§ EXERCISE OBJECTIVE: Render the sentence "The only difference this time is that the crisis is global, not local." from the mailing-list message below into Spanish.

··· PASSAGE PROVIDED

[ExI] extropy-chat Digest, Vol 75, Issue 2

Eugen Leitl eugen at leitl.org
Wed Dec 2 10:00:39 UTC 2009


On Tue, Dec 01, 2009 at 03:25:21PM -0800, Keith Henson wrote:

> I am irritated by the whole thing.

Not just you. I'm entirely unsurprised, because this is how
people always address a crisis. See Jared Diamond's
"Collapse" for plenty of examples.

The only difference this time is that the crisis is global, not
local.
 
> What we have is people endlessly arguing about the ship rusting or not
> and if this will sink it in 50 to 100 years in the future.  Meanwhile
> there is a torpedo in the water headed for the ship.

Good metaphor. We need to initiate a immediate change of course,
at full machine power. Anything less won't bring us out of
harm's way.
 
> Running out of cheap energy is a far more serious matter than climate
> change and will happen sooner.  That has to be solved to avert famines
> and resource wars.

······
··· INFORMATION SHOWN

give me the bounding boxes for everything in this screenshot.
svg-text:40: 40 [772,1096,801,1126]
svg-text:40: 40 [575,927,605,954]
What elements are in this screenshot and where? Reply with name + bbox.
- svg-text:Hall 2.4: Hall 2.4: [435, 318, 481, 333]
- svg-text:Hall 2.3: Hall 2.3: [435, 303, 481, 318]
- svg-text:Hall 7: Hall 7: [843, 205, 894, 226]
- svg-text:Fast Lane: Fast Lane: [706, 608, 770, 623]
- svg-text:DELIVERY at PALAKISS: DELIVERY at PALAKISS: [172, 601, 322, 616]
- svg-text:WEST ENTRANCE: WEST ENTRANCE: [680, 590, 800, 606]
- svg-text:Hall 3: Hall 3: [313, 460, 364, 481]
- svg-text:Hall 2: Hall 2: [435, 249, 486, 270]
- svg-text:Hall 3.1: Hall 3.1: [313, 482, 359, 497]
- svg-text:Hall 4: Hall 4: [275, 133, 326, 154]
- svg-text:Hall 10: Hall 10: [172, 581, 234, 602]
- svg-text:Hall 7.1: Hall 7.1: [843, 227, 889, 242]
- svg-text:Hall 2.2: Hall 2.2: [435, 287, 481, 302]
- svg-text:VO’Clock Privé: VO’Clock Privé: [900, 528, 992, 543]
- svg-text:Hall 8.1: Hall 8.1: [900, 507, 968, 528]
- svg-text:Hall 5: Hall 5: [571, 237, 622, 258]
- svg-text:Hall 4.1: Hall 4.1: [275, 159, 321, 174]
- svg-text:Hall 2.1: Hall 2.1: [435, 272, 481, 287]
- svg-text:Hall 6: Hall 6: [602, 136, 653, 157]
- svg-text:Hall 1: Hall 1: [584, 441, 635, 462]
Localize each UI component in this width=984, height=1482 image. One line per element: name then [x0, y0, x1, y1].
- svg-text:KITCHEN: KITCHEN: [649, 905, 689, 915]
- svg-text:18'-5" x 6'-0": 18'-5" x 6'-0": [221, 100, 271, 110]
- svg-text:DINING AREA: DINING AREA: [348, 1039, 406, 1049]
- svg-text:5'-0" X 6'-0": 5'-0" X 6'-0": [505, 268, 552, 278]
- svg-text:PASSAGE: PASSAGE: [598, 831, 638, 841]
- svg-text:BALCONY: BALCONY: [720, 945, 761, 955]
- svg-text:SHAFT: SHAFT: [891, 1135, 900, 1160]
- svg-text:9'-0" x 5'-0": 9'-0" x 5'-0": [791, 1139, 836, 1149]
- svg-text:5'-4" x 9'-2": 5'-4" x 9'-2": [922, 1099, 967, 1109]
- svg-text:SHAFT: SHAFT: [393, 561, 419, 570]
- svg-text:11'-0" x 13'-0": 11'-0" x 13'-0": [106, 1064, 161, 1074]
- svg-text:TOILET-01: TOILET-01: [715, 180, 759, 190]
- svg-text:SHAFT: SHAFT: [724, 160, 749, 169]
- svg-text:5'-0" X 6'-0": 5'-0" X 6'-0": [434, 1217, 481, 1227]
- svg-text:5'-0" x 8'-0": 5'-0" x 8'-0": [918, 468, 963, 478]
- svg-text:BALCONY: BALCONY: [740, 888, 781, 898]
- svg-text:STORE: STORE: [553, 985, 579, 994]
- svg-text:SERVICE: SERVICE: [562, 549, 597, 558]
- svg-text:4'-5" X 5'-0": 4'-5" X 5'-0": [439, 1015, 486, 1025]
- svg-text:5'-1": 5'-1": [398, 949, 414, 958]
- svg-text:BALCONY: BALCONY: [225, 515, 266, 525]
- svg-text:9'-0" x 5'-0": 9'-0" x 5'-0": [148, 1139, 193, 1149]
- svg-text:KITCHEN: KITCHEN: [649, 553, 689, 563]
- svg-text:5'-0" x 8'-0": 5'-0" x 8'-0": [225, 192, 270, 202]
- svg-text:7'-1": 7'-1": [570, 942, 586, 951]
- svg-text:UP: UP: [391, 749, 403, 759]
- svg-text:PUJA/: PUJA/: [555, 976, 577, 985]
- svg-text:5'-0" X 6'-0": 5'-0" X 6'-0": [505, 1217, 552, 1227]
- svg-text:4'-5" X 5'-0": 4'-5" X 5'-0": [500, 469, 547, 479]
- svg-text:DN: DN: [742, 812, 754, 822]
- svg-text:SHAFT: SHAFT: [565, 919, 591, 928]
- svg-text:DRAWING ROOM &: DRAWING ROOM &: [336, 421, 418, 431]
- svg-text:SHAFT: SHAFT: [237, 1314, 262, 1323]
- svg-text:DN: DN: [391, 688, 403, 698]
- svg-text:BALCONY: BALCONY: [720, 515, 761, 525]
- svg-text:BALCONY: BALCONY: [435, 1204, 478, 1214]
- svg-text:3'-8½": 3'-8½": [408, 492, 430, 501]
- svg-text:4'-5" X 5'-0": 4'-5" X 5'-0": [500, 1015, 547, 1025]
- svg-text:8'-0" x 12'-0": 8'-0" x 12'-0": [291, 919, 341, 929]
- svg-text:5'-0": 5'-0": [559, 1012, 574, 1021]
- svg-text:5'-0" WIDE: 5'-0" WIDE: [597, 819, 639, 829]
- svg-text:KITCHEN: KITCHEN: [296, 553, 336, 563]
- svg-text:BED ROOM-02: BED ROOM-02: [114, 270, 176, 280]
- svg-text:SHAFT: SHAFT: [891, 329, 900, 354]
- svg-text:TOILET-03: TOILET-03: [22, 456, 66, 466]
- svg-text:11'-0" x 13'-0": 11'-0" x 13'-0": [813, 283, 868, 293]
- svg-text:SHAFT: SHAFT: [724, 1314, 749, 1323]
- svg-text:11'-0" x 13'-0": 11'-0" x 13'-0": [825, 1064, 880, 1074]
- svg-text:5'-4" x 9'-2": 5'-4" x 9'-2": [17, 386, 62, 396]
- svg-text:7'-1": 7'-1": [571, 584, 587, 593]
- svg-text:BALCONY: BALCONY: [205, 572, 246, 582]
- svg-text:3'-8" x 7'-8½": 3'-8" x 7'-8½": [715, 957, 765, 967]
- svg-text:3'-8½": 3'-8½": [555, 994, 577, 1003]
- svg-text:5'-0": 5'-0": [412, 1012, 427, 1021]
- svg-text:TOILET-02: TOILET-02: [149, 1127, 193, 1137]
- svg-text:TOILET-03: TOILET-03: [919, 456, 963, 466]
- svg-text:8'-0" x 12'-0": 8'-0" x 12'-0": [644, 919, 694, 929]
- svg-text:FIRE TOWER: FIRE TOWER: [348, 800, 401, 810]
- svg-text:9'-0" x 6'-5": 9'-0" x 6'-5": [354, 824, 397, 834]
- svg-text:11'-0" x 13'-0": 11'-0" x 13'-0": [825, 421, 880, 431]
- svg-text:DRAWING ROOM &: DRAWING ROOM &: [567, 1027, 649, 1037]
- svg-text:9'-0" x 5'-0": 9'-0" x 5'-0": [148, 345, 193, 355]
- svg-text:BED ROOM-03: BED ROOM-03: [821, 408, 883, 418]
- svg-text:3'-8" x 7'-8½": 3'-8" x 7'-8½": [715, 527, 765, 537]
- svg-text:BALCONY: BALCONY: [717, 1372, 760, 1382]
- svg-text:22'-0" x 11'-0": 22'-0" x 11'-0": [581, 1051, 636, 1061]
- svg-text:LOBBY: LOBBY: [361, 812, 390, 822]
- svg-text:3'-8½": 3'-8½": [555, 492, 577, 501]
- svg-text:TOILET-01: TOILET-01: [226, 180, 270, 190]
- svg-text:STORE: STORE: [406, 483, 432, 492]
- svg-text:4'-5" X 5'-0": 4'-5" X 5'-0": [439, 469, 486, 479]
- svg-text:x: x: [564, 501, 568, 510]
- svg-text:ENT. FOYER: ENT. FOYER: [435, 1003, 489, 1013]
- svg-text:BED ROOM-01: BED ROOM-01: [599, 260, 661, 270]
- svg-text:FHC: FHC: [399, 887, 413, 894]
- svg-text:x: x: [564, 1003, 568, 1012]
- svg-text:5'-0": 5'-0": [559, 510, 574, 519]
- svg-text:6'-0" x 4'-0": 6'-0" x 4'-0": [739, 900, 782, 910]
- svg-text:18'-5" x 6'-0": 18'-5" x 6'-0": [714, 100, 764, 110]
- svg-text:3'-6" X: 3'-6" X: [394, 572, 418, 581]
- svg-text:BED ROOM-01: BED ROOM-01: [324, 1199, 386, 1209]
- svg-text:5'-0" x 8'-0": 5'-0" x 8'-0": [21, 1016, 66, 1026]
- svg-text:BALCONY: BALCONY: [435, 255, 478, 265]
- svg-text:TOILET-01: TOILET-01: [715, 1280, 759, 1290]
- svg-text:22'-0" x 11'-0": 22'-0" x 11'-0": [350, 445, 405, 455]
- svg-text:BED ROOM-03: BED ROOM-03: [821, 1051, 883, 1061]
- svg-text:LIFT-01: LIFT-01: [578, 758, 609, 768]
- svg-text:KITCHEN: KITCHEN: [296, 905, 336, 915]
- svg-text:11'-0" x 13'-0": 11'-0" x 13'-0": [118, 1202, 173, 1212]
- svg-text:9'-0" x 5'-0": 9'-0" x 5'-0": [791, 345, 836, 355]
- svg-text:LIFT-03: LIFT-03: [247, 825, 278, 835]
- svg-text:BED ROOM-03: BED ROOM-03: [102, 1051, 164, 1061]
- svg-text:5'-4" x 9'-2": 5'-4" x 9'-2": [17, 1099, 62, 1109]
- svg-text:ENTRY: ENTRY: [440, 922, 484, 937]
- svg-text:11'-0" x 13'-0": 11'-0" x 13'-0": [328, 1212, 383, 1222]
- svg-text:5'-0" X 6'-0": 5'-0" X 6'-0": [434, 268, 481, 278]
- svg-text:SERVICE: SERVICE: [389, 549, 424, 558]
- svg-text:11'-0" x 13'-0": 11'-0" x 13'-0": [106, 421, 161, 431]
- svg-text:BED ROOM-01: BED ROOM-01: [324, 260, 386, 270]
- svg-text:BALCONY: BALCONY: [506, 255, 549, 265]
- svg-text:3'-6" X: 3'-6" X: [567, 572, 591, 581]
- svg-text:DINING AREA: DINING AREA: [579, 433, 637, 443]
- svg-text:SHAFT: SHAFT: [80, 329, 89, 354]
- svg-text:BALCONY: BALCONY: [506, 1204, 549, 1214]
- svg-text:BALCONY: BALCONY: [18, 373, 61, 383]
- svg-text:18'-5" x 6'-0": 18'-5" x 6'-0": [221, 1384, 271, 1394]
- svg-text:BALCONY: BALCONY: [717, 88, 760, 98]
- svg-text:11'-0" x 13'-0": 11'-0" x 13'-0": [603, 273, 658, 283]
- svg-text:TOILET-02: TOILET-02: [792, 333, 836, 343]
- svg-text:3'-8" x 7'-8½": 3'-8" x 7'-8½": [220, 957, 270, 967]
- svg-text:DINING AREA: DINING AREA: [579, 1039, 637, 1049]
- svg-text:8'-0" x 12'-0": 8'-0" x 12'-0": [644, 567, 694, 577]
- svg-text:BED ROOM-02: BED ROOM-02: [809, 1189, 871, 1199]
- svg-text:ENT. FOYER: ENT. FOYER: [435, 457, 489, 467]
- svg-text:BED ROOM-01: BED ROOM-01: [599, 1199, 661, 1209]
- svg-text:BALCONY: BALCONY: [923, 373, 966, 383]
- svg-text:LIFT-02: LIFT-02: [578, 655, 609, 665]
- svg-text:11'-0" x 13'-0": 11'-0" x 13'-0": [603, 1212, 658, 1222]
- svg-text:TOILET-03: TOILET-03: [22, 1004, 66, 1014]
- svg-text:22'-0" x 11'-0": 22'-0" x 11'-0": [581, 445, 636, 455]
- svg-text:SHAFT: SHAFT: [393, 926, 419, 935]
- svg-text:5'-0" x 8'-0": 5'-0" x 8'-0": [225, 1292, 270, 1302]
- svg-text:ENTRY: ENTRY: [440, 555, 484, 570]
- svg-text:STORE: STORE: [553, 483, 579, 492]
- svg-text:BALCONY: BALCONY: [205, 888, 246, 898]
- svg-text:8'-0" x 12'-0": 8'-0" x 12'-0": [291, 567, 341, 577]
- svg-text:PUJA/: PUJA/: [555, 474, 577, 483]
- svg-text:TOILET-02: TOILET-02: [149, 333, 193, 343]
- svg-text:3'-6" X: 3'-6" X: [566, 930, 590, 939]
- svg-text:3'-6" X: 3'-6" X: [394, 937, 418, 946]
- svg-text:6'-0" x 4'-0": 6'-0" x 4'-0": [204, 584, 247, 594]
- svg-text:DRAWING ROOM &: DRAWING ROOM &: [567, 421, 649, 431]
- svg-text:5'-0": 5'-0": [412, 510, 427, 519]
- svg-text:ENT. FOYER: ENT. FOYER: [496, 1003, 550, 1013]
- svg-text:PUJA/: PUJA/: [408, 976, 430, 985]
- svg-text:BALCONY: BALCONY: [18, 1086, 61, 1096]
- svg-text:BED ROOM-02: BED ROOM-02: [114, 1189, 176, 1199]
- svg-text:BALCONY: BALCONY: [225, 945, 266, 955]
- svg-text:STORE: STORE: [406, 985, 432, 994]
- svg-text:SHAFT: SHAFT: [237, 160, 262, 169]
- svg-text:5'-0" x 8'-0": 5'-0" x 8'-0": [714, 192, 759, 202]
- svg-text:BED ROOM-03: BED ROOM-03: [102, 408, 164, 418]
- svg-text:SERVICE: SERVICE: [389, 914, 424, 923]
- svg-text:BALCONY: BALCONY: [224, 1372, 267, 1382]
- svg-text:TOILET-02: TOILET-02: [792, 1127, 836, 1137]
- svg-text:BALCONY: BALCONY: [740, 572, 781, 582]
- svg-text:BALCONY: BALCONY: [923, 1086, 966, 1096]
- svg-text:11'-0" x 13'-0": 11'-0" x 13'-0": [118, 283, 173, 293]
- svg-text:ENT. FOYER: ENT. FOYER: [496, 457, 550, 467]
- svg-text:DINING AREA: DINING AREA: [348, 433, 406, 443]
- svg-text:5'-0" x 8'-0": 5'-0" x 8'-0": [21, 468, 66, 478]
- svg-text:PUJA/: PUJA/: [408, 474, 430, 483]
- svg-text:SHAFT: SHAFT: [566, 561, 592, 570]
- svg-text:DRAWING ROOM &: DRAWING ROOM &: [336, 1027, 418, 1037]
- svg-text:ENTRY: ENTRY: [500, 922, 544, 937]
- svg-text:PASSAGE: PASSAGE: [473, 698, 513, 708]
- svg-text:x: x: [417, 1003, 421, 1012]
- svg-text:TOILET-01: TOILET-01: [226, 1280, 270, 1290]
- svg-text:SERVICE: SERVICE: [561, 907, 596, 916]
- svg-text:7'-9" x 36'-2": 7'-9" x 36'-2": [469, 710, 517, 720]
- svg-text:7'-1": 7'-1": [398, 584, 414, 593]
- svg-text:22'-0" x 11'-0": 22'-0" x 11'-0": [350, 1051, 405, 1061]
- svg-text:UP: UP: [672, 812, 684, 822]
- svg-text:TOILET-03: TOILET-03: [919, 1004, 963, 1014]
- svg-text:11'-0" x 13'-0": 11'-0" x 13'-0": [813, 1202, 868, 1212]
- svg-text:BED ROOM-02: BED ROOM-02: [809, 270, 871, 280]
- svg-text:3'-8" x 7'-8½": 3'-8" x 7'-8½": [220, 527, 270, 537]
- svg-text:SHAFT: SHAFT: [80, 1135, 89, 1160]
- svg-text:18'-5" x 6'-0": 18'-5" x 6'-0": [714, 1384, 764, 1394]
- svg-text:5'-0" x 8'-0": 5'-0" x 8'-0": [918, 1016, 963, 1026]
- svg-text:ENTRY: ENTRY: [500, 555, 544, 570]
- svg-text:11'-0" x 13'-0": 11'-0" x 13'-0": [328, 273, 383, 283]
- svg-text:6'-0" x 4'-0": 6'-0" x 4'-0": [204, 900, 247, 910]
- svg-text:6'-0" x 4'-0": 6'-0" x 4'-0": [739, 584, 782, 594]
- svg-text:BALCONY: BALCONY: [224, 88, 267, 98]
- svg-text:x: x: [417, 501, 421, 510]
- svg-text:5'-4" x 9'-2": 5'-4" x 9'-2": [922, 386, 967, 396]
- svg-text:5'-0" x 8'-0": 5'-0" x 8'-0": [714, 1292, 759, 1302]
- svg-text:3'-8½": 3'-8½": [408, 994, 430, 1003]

······

§ THE OUTPUT: La única diferencia esta vez es que la crisis es global, no local.